Directive: With the images removed, repeat the data below exactly.
+-------+
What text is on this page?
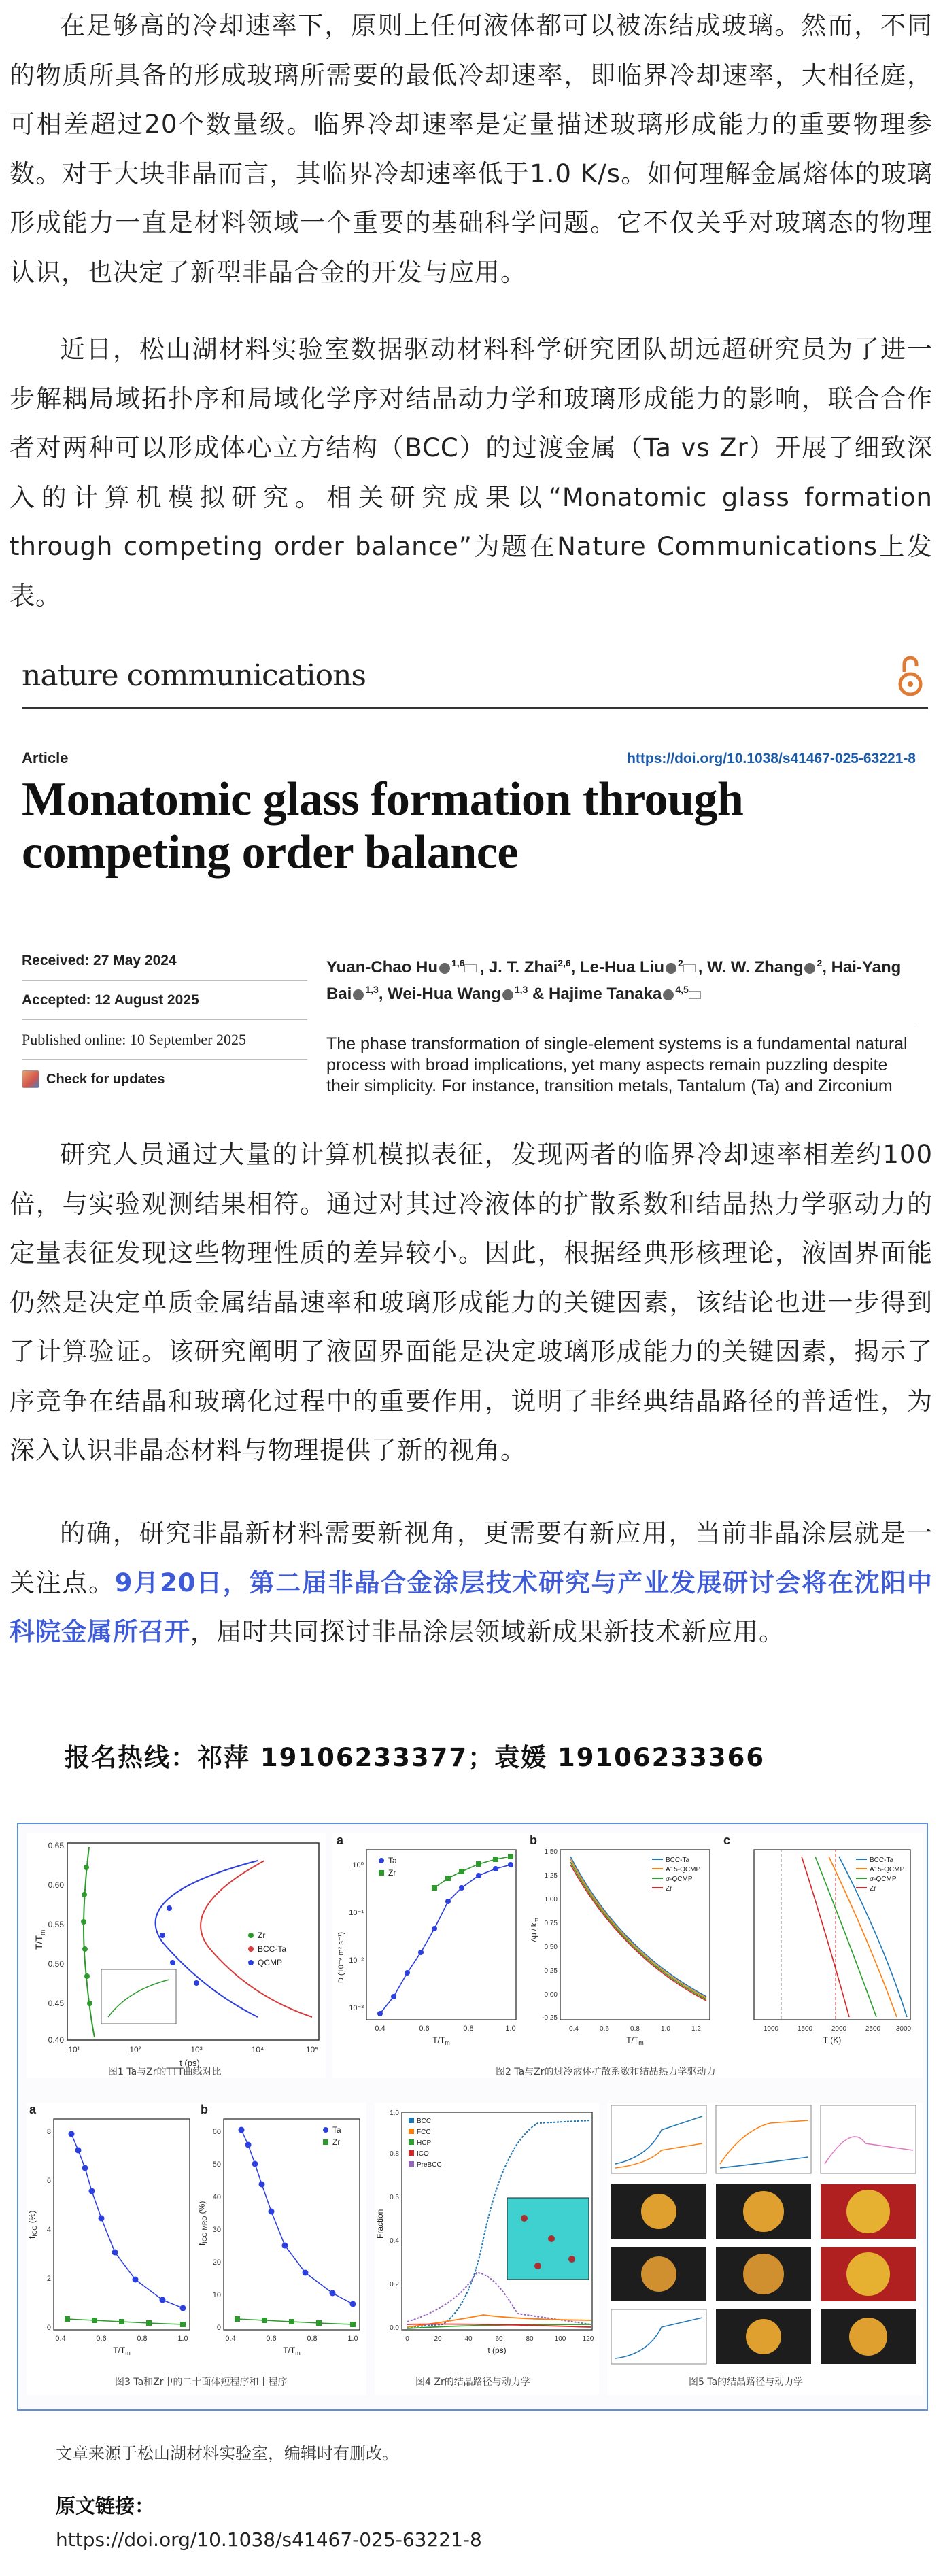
在足够高的冷却速率下，原则上任何液体都可以被冻结成玻璃。然而，不同的物质所具备的形成玻璃所需要的最低冷却速率，即临界冷却速率，大相径庭，可相差超过20个数量级。临界冷却速率是定量描述玻璃形成能力的重要物理参数。对于大块非晶而言，其临界冷却速率低于1.0 K/s。如何理解金属熔体的玻璃形成能力一直是材料领域一个重要的基础科学问题。它不仅关乎对玻璃态的物理认识，也决定了新型非晶合金的开发与应用。

近日，松山湖材料实验室数据驱动材料科学研究团队胡远超研究员为了进一步解耦局域拓扑序和局域化学序对结晶动力学和玻璃形成能力的影响，联合合作者对两种可以形成体心立方结构（BCC）的过渡金属（Ta vs Zr）开展了细致深入的计算机模拟研究。相关研究成果以“Monatomic glass formation through competing order balance”为题在Nature Communications上发表。

nature communications
Article	https://doi.org/10.1038/s41467-025-63221-8
Monatomic glass formation through competing order balance
Received: 27 May 2024
Accepted: 12 August 2025
Published online: 10 September 2025
Check for updates
Yuan-Chao Hu $^{1,6}$ , J. T. Zhai$^{2,6}$, Le-Hua Liu $^2$ , W. W. Zhang $^2$, Hai-Yang Bai $^{1,3}$, Wei-Hua Wang $^{1,3}$ & Hajime Tanaka $^{4,5}$
The phase transformation of single-element systems is a fundamental natural process with broad implications, yet many aspects remain puzzling despite their simplicity. For instance, transition metals, Tantalum (Ta) and Zirconium

研究人员通过大量的计算机模拟表征，发现两者的临界冷却速率相差约100倍，与实验观测结果相符。通过对其过冷液体的扩散系数和结晶热力学驱动力的定量表征发现这些物理性质的差异较小。因此，根据经典形核理论，液固界面能仍然是决定单质金属结晶速率和玻璃形成能力的关键因素，该结论也进一步得到了计算验证。该研究阐明了液固界面能是决定玻璃形成能力的关键因素，揭示了序竞争在结晶和玻璃化过程中的重要作用，说明了非经典结晶路径的普适性，为深入认识非晶态材料与物理提供了新的视角。

的确，研究非晶新材料需要新视角，更需要有新应用，当前非晶涂层就是一关注点。9月20日，第二届非晶合金涂层技术研究与产业发展研讨会将在沈阳中科院金属所召开，届时共同探讨非晶涂层领域新成果新技术新应用。

报名热线：祁萍 19106233377；袁媛 19106233366
$T/T_m$
0.65
0.60
0.55
0.50
0.45
0.40
10¹	10²	10³	10⁴	10⁵
t (ps)
Zr
BCC-Ta
QCMP
图1 Ta与Zr的TTT曲线对比
a	b	c
10⁰
10⁻¹
10⁻²
10⁻³
0.4	0.6	0.8	1.0
$T/T_m$
D (10⁻⁹ m² s⁻¹)
Ta
Zr
1.50
1.25
1.00
0.75
0.50
0.25
0.00
-0.25
0.4	0.6	0.8	1.0	1.2
$T/T_m$
Δμ / $k_m$
BCC-Ta
A15-QCMP
σ-QCMP
Zr
1000	1500	2000	2500 3000
T (K)
BCC-Ta
A15-QCMP
σ-QCMP
Zr
图2 Ta与Zr的过冷液体扩散系数和结晶热力学驱动力
a	b
0
2
4
6
8
$f_{ICO}$ (%)
0.4	0.6	0.8	1.0
$T/T_m$
0
10
20
30
40
50
60
$f_{ICO-MRO}$ (%)
0.4	0.6	0.8	1.0
$T/T_m$
Ta
Zr
图3 Ta和Zr中的二十面体短程序和中程序
0.0
0.2
0.4
0.6
0.8
1.0
Fraction
0	20	40	60	80	100 120
t (ps)
BCC
FCC
HCP
ICO
PreBCC
图4 Zr的结晶路径与动力学	图5 Ta的结晶路径与动力学
文章来源于松山湖材料实验室，编辑时有删改。
原文链接：
https://doi.org/10.1038/s41467-025-63221-8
+-------+
Exercise response:
What text is on this page?
在足够高的冷却速率下，原则上任何液体都可以被冻结成玻璃。然而，不同的物质所具备的形成玻璃所需要的最低冷却速率，即临界冷却速率，大相径庭，可相差超过20个数量级。临界冷却速率是定量描述玻璃形成能力的重要物理参数。对于大块非晶而言，其临界冷却速率低于1.0 K/s。如何理解金属熔体的玻璃形成能力一直是材料领域一个重要的基础科学问题。它不仅关乎对玻璃态的物理认识，也决定了新型非晶合金的开发与应用。

近日，松山湖材料实验室数据驱动材料科学研究团队胡远超研究员为了进一步解耦局域拓扑序和局域化学序对结晶动力学和玻璃形成能力的影响，联合合作者对两种可以形成体心立方结构（BCC）的过渡金属（Ta vs Zr）开展了细致深入的计算机模拟研究。相关研究成果以“Monatomic glass formation through competing order balance”为题在Nature Communications上发表。

nature communications
Article	https://doi.org/10.1038/s41467-025-63221-8
Monatomic glass formation through competing order balance
Received: 27 May 2024
Accepted: 12 August 2025
Published online: 10 September 2025
Check for updates
Yuan-Chao Hu $^{1,6}$ , J. T. Zhai$^{2,6}$, Le-Hua Liu $^2$ , W. W. Zhang $^2$, Hai-Yang Bai $^{1,3}$, Wei-Hua Wang $^{1,3}$ & Hajime Tanaka $^{4,5}$
The phase transformation of single-element systems is a fundamental natural process with broad implications, yet many aspects remain puzzling despite their simplicity. For instance, transition metals, Tantalum (Ta) and Zirconium

研究人员通过大量的计算机模拟表征，发现两者的临界冷却速率相差约100倍，与实验观测结果相符。通过对其过冷液体的扩散系数和结晶热力学驱动力的定量表征发现这些物理性质的差异较小。因此，根据经典形核理论，液固界面能仍然是决定单质金属结晶速率和玻璃形成能力的关键因素，该结论也进一步得到了计算验证。该研究阐明了液固界面能是决定玻璃形成能力的关键因素，揭示了序竞争在结晶和玻璃化过程中的重要作用，说明了非经典结晶路径的普适性，为深入认识非晶态材料与物理提供了新的视角。

的确，研究非晶新材料需要新视角，更需要有新应用，当前非晶涂层就是一关注点。9月20日，第二届非晶合金涂层技术研究与产业发展研讨会将在沈阳中科院金属所召开，届时共同探讨非晶涂层领域新成果新技术新应用。

报名热线：祁萍 19106233377；袁媛 19106233366
$T/T_m$
0.65
0.60
0.55
0.50
0.45
0.40
10¹	10²	10³	10⁴	10⁵
t (ps)
Zr
BCC-Ta
QCMP
图1 Ta与Zr的TTT曲线对比
a	b	c
10⁰
10⁻¹
10⁻²
10⁻³
0.4	0.6	0.8	1.0
$T/T_m$
D (10⁻⁹ m² s⁻¹)
Ta
Zr
1.50
1.25
1.00
0.75
0.50
0.25
0.00
-0.25
0.4	0.6	0.8	1.0	1.2
$T/T_m$
Δμ / $k_m$
BCC-Ta
A15-QCMP
σ-QCMP
Zr
1000	1500	2000	2500 3000
T (K)
BCC-Ta
A15-QCMP
σ-QCMP
Zr
图2 Ta与Zr的过冷液体扩散系数和结晶热力学驱动力
a	b
0
2
4
6
8
$f_{ICO}$ (%)
0.4	0.6	0.8	1.0
$T/T_m$
0
10
20
30
40
50
60
$f_{ICO-MRO}$ (%)
0.4	0.6	0.8	1.0
$T/T_m$
Ta
Zr
图3 Ta和Zr中的二十面体短程序和中程序
0.0
0.2
0.4
0.6
0.8
1.0
Fraction
0	20	40	60	80	100 120
t (ps)
BCC
FCC
HCP
ICO
PreBCC
图4 Zr的结晶路径与动力学	图5 Ta的结晶路径与动力学
文章来源于松山湖材料实验室，编辑时有删改。
原文链接：
https://doi.org/10.1038/s41467-025-63221-8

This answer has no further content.